» **EXTRACTED INFORMATION**:
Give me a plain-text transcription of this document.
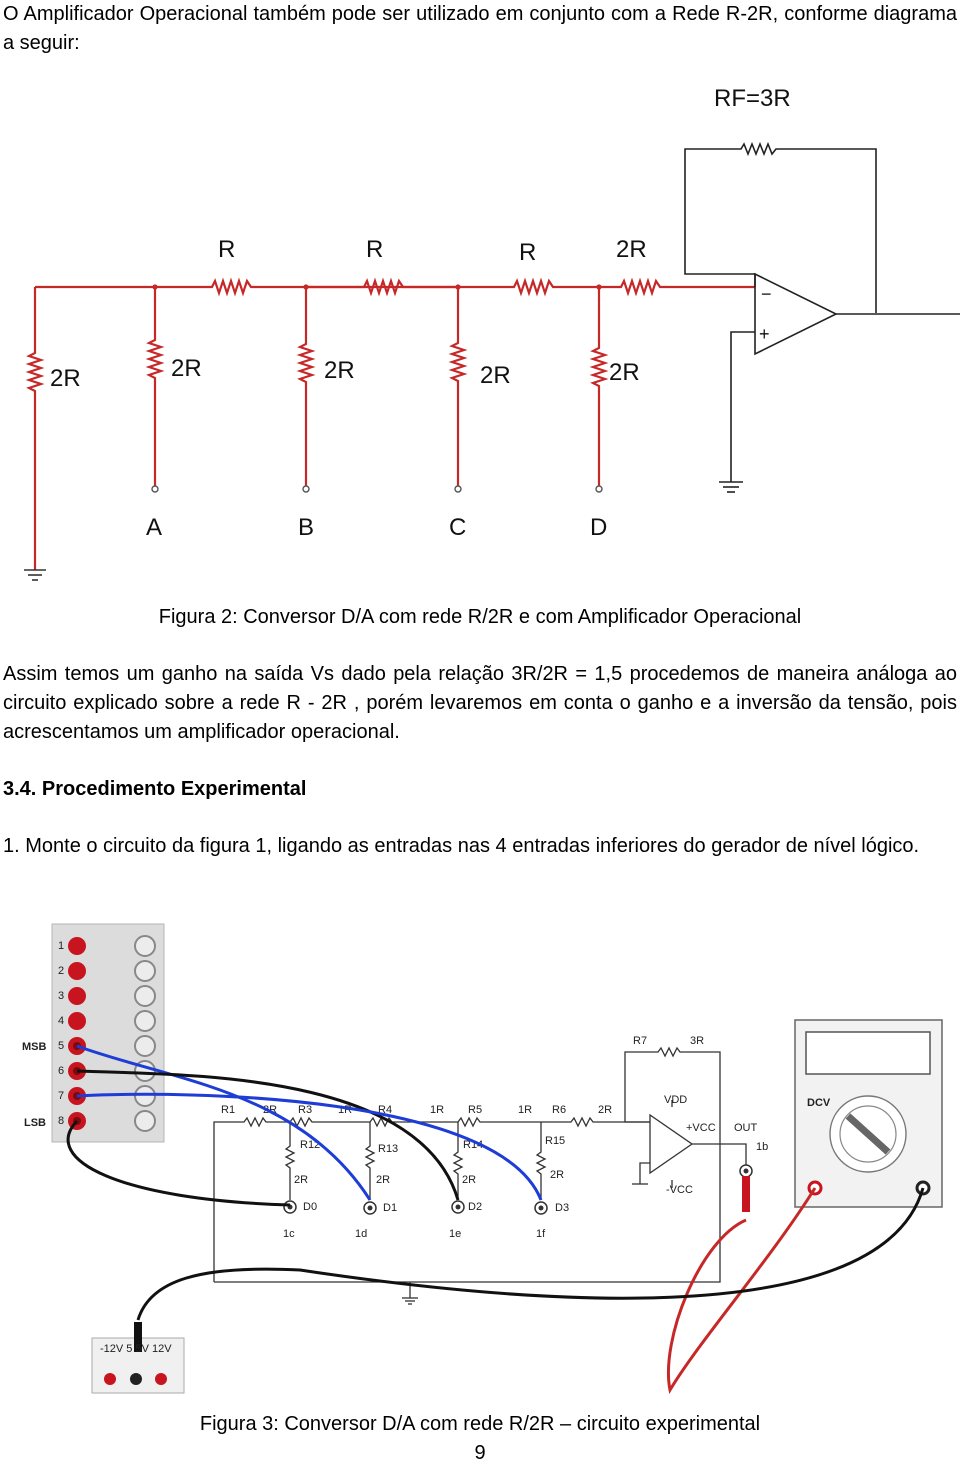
O Amplificador Operacional também pode ser utilizado em conjunto com a Rede R-2R, conforme diagrama a seguir:

RF=3R
R	R	R	2R
2R	2R	2R	2R	2R
A	B	C	D
−
+
Figura 2: Conversor D/A com rede R/2R e com Amplificador Operacional

Assim temos um ganho na saída Vs dado pela relação 3R/2R = 1,5 procedemos de maneira análoga ao circuito explicado sobre a rede R - 2R , porém levaremos em conta o ganho e a inversão da tensão, pois acrescentamos um amplificador operacional.

3.4. Procedimento Experimental

1. Monte o circuito da figura 1, ligando as entradas nas 4 entradas inferiores do gerador de nível lógico.

1
2
3
4
5
6
7
8
MSB
LSB
R1	2R R3 1R R4	1R R5	1R R6	2R
R7	3R
R12
2R
R13
2R
R14
2R
R15
2R
D0	D1	D2	D3
1c	1d	1e	1f
VDD
+VCC
-VCC
OUT
1b
DCV
-12V 5 5V 12V
Figura 3: Conversor D/A com rede R/2R – circuito experimental
9
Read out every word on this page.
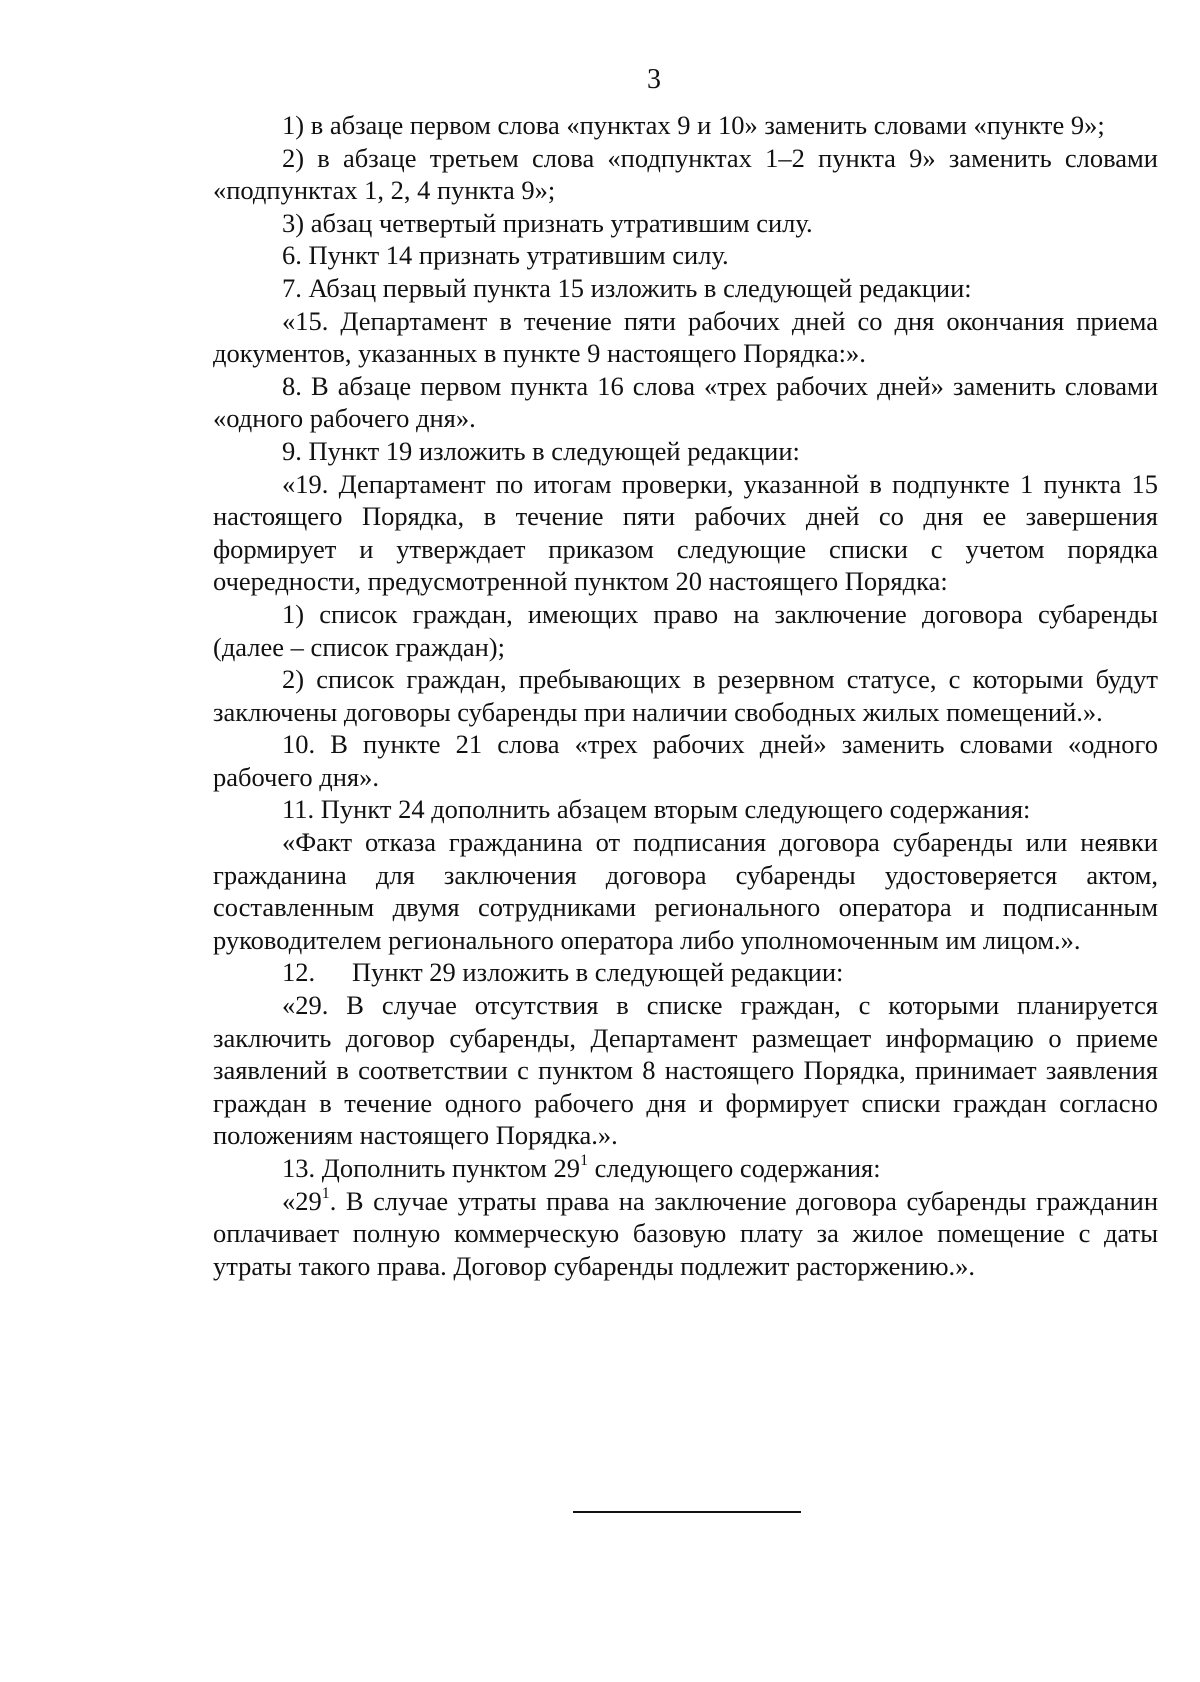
3

1) в абзаце первом слова «пунктах 9 и 10» заменить словами «пункте 9»;

2) в абзаце третьем слова «подпунктах 1–2 пункта 9» заменить словами «подпунктах 1, 2, 4 пункта 9»;

3) абзац четвертый признать утратившим силу.

6. Пункт 14 признать утратившим силу.

7. Абзац первый пункта 15 изложить в следующей редакции:

«15. Департамент в течение пяти рабочих дней со дня окончания приема документов, указанных в пункте 9 настоящего Порядка:».

8. В абзаце первом пункта 16 слова «трех рабочих дней» заменить словами «одного рабочего дня».

9. Пункт 19 изложить в следующей редакции:

«19. Департамент по итогам проверки, указанной в подпункте 1 пункта 15 настоящего Порядка, в течение пяти рабочих дней со дня ее завершения формирует и утверждает приказом следующие списки с учетом порядка очередности, предусмотренной пунктом 20 настоящего Порядка:

1) список граждан, имеющих право на заключение договора субаренды (далее – список граждан);

2) список граждан, пребывающих в резервном статусе, с которыми будут заключены договоры субаренды при наличии свободных жилых помещений.».

10. В пункте 21 слова «трех рабочих дней» заменить словами «одного рабочего дня».

11. Пункт 24 дополнить абзацем вторым следующего содержания:

«Факт отказа гражданина от подписания договора субаренды или неявки гражданина для заключения договора субаренды удостоверяется актом, составленным двумя сотрудниками регионального оператора и подписанным руководителем регионального оператора либо уполномоченным им лицом.».

12. Пункт 29 изложить в следующей редакции:

«29. В случае отсутствия в списке граждан, с которыми планируется заключить договор субаренды, Департамент размещает информацию о приеме заявлений в соответствии с пунктом 8 настоящего Порядка, принимает заявления граждан в течение одного рабочего дня и формирует списки граждан согласно положениям настоящего Порядка.».

13. Дополнить пунктом $29^1$ следующего содержания:

«$29^1$. В случае утраты права на заключение договора субаренды гражданин оплачивает полную коммерческую базовую плату за жилое помещение с даты утраты такого права. Договор субаренды подлежит расторжению.».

» **TASK TO CARRY OUT**: Without the pictures, copy the material exactly as given.

» **RIGHT ANSWER**:
Give me a plain-text transcription of this document.
O Amplificador Operacional também pode ser utilizado em conjunto com a Rede R-2R, conforme diagrama a seguir:

RF=3R
R	R	R	2R
2R	2R	2R	2R	2R
A	B	C	D
−
+
Figura 2: Conversor D/A com rede R/2R e com Amplificador Operacional

Assim temos um ganho na saída Vs dado pela relação 3R/2R = 1,5 procedemos de maneira análoga ao circuito explicado sobre a rede R - 2R , porém levaremos em conta o ganho e a inversão da tensão, pois acrescentamos um amplificador operacional.

3.4. Procedimento Experimental

1. Monte o circuito da figura 1, ligando as entradas nas 4 entradas inferiores do gerador de nível lógico.

1
2
3
4
5
6
7
8
MSB
LSB
R1	2R R3 1R R4	1R R5	1R R6	2R
R7	3R
R12
2R
R13
2R
R14
2R
R15
2R
D0	D1	D2	D3
1c	1d	1e	1f
VDD
+VCC
-VCC
OUT
1b
DCV
-12V 5 5V 12V
Figura 3: Conversor D/A com rede R/2R – circuito experimental
9
Read out every word on this page.
3

1) в абзаце первом слова «пунктах 9 и 10» заменить словами «пункте 9»;

2) в абзаце третьем слова «подпунктах 1–2 пункта 9» заменить словами «подпунктах 1, 2, 4 пункта 9»;

3) абзац четвертый признать утратившим силу.

6. Пункт 14 признать утратившим силу.

7. Абзац первый пункта 15 изложить в следующей редакции:

«15. Департамент в течение пяти рабочих дней со дня окончания приема документов, указанных в пункте 9 настоящего Порядка:».

8. В абзаце первом пункта 16 слова «трех рабочих дней» заменить словами «одного рабочего дня».

9. Пункт 19 изложить в следующей редакции:

«19. Департамент по итогам проверки, указанной в подпункте 1 пункта 15 настоящего Порядка, в течение пяти рабочих дней со дня ее завершения формирует и утверждает приказом следующие списки с учетом порядка очередности, предусмотренной пунктом 20 настоящего Порядка:

1) список граждан, имеющих право на заключение договора субаренды (далее – список граждан);

2) список граждан, пребывающих в резервном статусе, с которыми будут заключены договоры субаренды при наличии свободных жилых помещений.».

10. В пункте 21 слова «трех рабочих дней» заменить словами «одного рабочего дня».

11. Пункт 24 дополнить абзацем вторым следующего содержания:

«Факт отказа гражданина от подписания договора субаренды или неявки гражданина для заключения договора субаренды удостоверяется актом, составленным двумя сотрудниками регионального оператора и подписанным руководителем регионального оператора либо уполномоченным им лицом.».

12. Пункт 29 изложить в следующей редакции:

«29. В случае отсутствия в списке граждан, с которыми планируется заключить договор субаренды, Департамент размещает информацию о приеме заявлений в соответствии с пунктом 8 настоящего Порядка, принимает заявления граждан в течение одного рабочего дня и формирует списки граждан согласно положениям настоящего Порядка.».

13. Дополнить пунктом $29^1$ следующего содержания:

«$29^1$. В случае утраты права на заключение договора субаренды гражданин оплачивает полную коммерческую базовую плату за жилое помещение с даты утраты такого права. Договор субаренды подлежит расторжению.».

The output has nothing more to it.